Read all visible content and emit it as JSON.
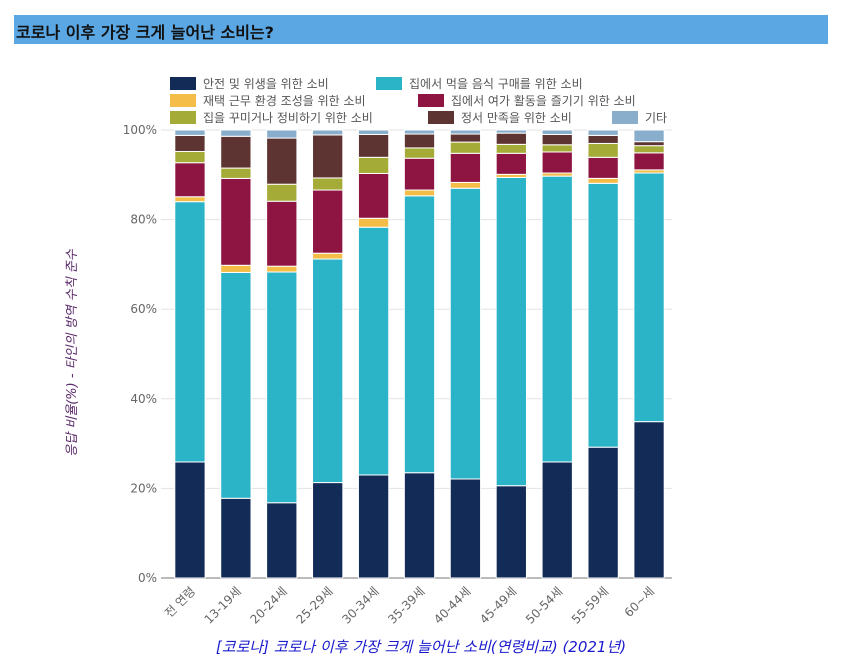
{
  "header": {
    "title": "코로나 이후 가장 크게 늘어난 소비는?"
  },
  "chart_data": {
    "type": "bar",
    "stacked": true,
    "title": "코로나 이후 가장 크게 늘어난 소비는?",
    "caption": "[코로나] 코로나 이후 가장 크게 늘어난 소비(연령비교) (2021년)",
    "xlabel": "",
    "ylabel": "응답 비율(%) - 타인의 방역 수칙 준수",
    "ylim": [
      0,
      100
    ],
    "yticks": [
      "0%",
      "20%",
      "40%",
      "60%",
      "80%",
      "100%"
    ],
    "grid": true,
    "legend_position": "top",
    "categories": [
      "전 연령",
      "13-19세",
      "20-24세",
      "25-29세",
      "30-34세",
      "35-39세",
      "40-44세",
      "45-49세",
      "50-54세",
      "55-59세",
      "60~세"
    ],
    "series": [
      {
        "name": "안전 및 위생을 위한 소비",
        "color": "#132c57",
        "values": [
          25.9,
          17.8,
          16.8,
          21.3,
          23.0,
          23.5,
          22.1,
          20.6,
          25.9,
          29.2,
          34.9
        ]
      },
      {
        "name": "집에서 먹을 음식 구매를 위한 소비",
        "color": "#2bb3c8",
        "values": [
          58.1,
          50.4,
          51.5,
          49.9,
          55.3,
          61.8,
          64.9,
          68.8,
          63.8,
          58.9,
          55.5
        ]
      },
      {
        "name": "재택 근무 환경 조성을 위한 소비",
        "color": "#f3bd48",
        "values": [
          1.1,
          1.6,
          1.3,
          1.3,
          2.0,
          1.3,
          1.3,
          0.7,
          0.7,
          1.1,
          0.7
        ]
      },
      {
        "name": "집에서 여가 활동을 즐기기 위한 소비",
        "color": "#8e1441",
        "values": [
          7.6,
          19.4,
          14.5,
          14.1,
          10.0,
          7.1,
          6.5,
          4.7,
          4.7,
          4.7,
          3.8
        ]
      },
      {
        "name": "집을 꾸미거나 정비하기 위한 소비",
        "color": "#a5ab37",
        "values": [
          2.5,
          2.3,
          3.8,
          2.7,
          3.6,
          2.3,
          2.5,
          2.0,
          1.6,
          3.1,
          1.6
        ]
      },
      {
        "name": "정서 만족을 위한 소비",
        "color": "#5e3432",
        "values": [
          3.6,
          7.1,
          10.3,
          9.6,
          5.1,
          3.1,
          1.8,
          2.5,
          2.3,
          1.8,
          0.9
        ]
      },
      {
        "name": "기타",
        "color": "#88aecb",
        "values": [
          1.2,
          1.4,
          1.8,
          1.1,
          1.0,
          0.9,
          0.9,
          0.7,
          1.0,
          1.2,
          2.6
        ]
      }
    ]
  }
}
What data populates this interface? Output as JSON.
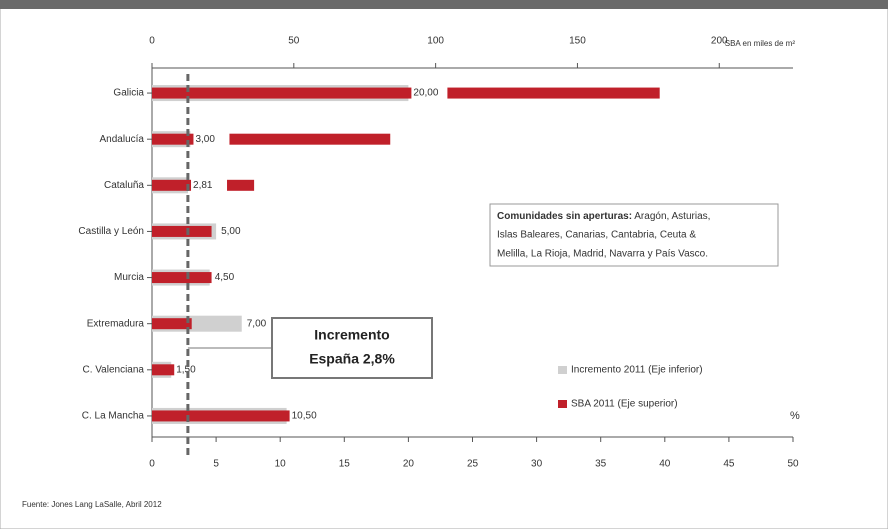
{
  "chart_data": {
    "type": "bar",
    "orientation": "horizontal",
    "categories": [
      "Galicia",
      "Andalucía",
      "Cataluña",
      "Castilla y León",
      "Murcia",
      "Extremadura",
      "C. Valenciana",
      "C. La Mancha"
    ],
    "series": [
      {
        "name": "Incremento 2011 (Eje inferior)",
        "color": "#d0d0d0",
        "axis": "x",
        "values": [
          20,
          3,
          2.81,
          5,
          4.5,
          7,
          1.5,
          10.5
        ],
        "value_labels": [
          "20,00",
          "3,00",
          "2,81",
          "5,00",
          "4,50",
          "7,00",
          "1,50",
          "10,50"
        ]
      },
      {
        "name": "SBA 2011 (Eje superior)",
        "color": "#c0202a",
        "axis": "x2",
        "values": [
          179,
          84,
          36,
          21,
          21,
          14,
          8,
          55
        ]
      }
    ],
    "xlim": [
      0,
      50
    ],
    "xticks": [
      0,
      5,
      10,
      15,
      20,
      25,
      30,
      35,
      40,
      45,
      50
    ],
    "xlabel": "%",
    "x2lim": [
      0,
      226
    ],
    "x2ticks": [
      0,
      50,
      100,
      150,
      200
    ],
    "x2label": "SBA en miles de m²",
    "reference_line": {
      "value": 2.8,
      "label": [
        "Incremento",
        "España 2,8%"
      ]
    },
    "note": {
      "title": "Comunidades sin aperturas:",
      "lines": [
        " Aragón, Asturias,",
        "Islas Baleares, Canarias, Cantabria, Ceuta &",
        "Melilla, La Rioja, Madrid, Navarra y País Vasco."
      ]
    },
    "source": "Fuente: Jones Lang LaSalle, Abril 2012",
    "legend": "lower right"
  }
}
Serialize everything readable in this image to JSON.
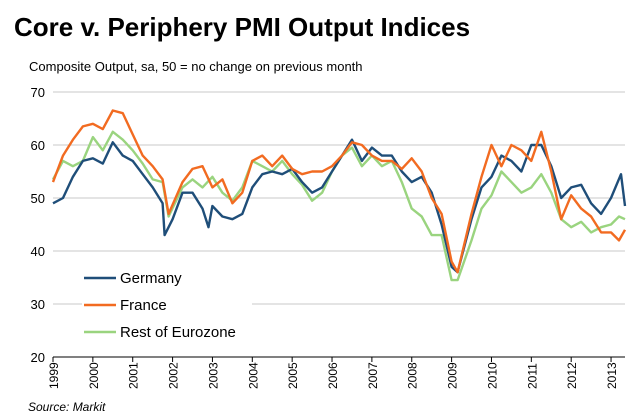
{
  "chart_data": {
    "type": "line",
    "title": "Core v. Periphery PMI Output Indices",
    "subtitle": "Composite Output, sa, 50 = no change on previous month",
    "source": "Source: Markit",
    "xlabel": "",
    "ylabel": "",
    "xlim": [
      1999,
      2013.35
    ],
    "ylim": [
      20,
      70
    ],
    "yticks": [
      20,
      30,
      40,
      50,
      60,
      70
    ],
    "xticks": [
      "1999",
      "2000",
      "2001",
      "2002",
      "2003",
      "2004",
      "2005",
      "2006",
      "2007",
      "2008",
      "2009",
      "2010",
      "2011",
      "2012",
      "2013"
    ],
    "grid": "horizontal",
    "legend_position": "bottom-left",
    "series": [
      {
        "name": "Germany",
        "color": "#1f4e79",
        "x": [
          1999,
          1999.25,
          1999.5,
          1999.75,
          2000,
          2000.25,
          2000.5,
          2000.75,
          2001,
          2001.25,
          2001.5,
          2001.75,
          2001.8,
          2002,
          2002.25,
          2002.5,
          2002.75,
          2002.9,
          2003,
          2003.25,
          2003.5,
          2003.75,
          2004,
          2004.25,
          2004.5,
          2004.75,
          2005,
          2005.25,
          2005.5,
          2005.75,
          2006,
          2006.25,
          2006.5,
          2006.75,
          2007,
          2007.25,
          2007.5,
          2007.75,
          2008,
          2008.25,
          2008.5,
          2008.75,
          2009,
          2009.15,
          2009.5,
          2009.75,
          2010,
          2010.25,
          2010.5,
          2010.75,
          2011,
          2011.25,
          2011.5,
          2011.75,
          2012,
          2012.25,
          2012.5,
          2012.75,
          2013,
          2013.25,
          2013.35
        ],
        "y": [
          49,
          50,
          54,
          57,
          57.5,
          56.5,
          60.5,
          58,
          57,
          54.5,
          52,
          49,
          43,
          46,
          51,
          51,
          48,
          44.5,
          48.5,
          46.5,
          46,
          47,
          52,
          54.5,
          55,
          54.5,
          55.5,
          53,
          51,
          52,
          55,
          58,
          61,
          57,
          59.5,
          58,
          58,
          55,
          53,
          54,
          51,
          45,
          37,
          36,
          46,
          52,
          54,
          58,
          57,
          55,
          60,
          60,
          56,
          50,
          52,
          52.5,
          49,
          47,
          50,
          54.5,
          48.5
        ]
      },
      {
        "name": "France",
        "color": "#f26b21",
        "x": [
          1999,
          1999.25,
          1999.5,
          1999.75,
          2000,
          2000.25,
          2000.5,
          2000.75,
          2001,
          2001.25,
          2001.5,
          2001.75,
          2001.9,
          2002.25,
          2002.5,
          2002.75,
          2003,
          2003.25,
          2003.5,
          2003.75,
          2004,
          2004.25,
          2004.5,
          2004.75,
          2005,
          2005.25,
          2005.5,
          2005.75,
          2006,
          2006.25,
          2006.5,
          2006.75,
          2007,
          2007.25,
          2007.5,
          2007.75,
          2008,
          2008.25,
          2008.5,
          2008.75,
          2009,
          2009.15,
          2009.5,
          2009.75,
          2010,
          2010.25,
          2010.5,
          2010.75,
          2011,
          2011.25,
          2011.5,
          2011.75,
          2012,
          2012.25,
          2012.5,
          2012.75,
          2013,
          2013.2,
          2013.35
        ],
        "y": [
          53,
          58,
          61,
          63.5,
          64,
          63,
          66.5,
          66,
          62,
          58,
          56,
          53.5,
          47,
          53,
          55.5,
          56,
          52,
          53.5,
          49,
          51,
          57,
          58,
          56,
          58,
          55.5,
          54.5,
          55,
          55,
          56,
          58,
          60.5,
          60,
          58,
          57,
          57,
          55.5,
          57.5,
          55,
          50,
          47,
          38,
          36,
          47,
          54,
          60,
          56,
          60,
          59,
          57,
          62.5,
          55,
          46,
          50.5,
          48,
          46.5,
          43.5,
          43.5,
          42,
          44
        ]
      },
      {
        "name": "Rest of Eurozone",
        "color": "#9ad47f",
        "x": [
          1999,
          1999.25,
          1999.5,
          1999.75,
          2000,
          2000.25,
          2000.5,
          2000.75,
          2001,
          2001.25,
          2001.5,
          2001.75,
          2001.9,
          2002.25,
          2002.5,
          2002.75,
          2003,
          2003.25,
          2003.5,
          2003.75,
          2004,
          2004.25,
          2004.5,
          2004.75,
          2005,
          2005.25,
          2005.5,
          2005.75,
          2006,
          2006.25,
          2006.5,
          2006.75,
          2007,
          2007.25,
          2007.5,
          2007.75,
          2008,
          2008.25,
          2008.5,
          2008.75,
          2009,
          2009.15,
          2009.5,
          2009.75,
          2010,
          2010.25,
          2010.5,
          2010.75,
          2011,
          2011.25,
          2011.5,
          2011.75,
          2012,
          2012.25,
          2012.5,
          2012.75,
          2013,
          2013.2,
          2013.35
        ],
        "y": [
          53.5,
          57,
          56,
          57,
          61.5,
          59,
          62.5,
          61,
          59,
          56.5,
          53.5,
          53,
          46.5,
          52,
          53.5,
          52,
          54,
          51,
          49.5,
          52,
          57,
          56,
          55,
          57,
          54.5,
          52.5,
          49.5,
          51,
          55,
          58,
          59.5,
          56,
          58,
          56,
          57,
          53,
          48,
          46.5,
          43,
          43,
          34.5,
          34.5,
          42,
          48,
          50.5,
          55,
          53,
          51,
          52,
          54.5,
          51,
          46,
          44.5,
          45.5,
          43.5,
          44.5,
          45,
          46.5,
          46
        ]
      }
    ]
  }
}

○ ○ ○

DIRECTIVE:
Compute how many lines include the string "Output", then give that number by itself.

RESPONSE TO THE TASK:
3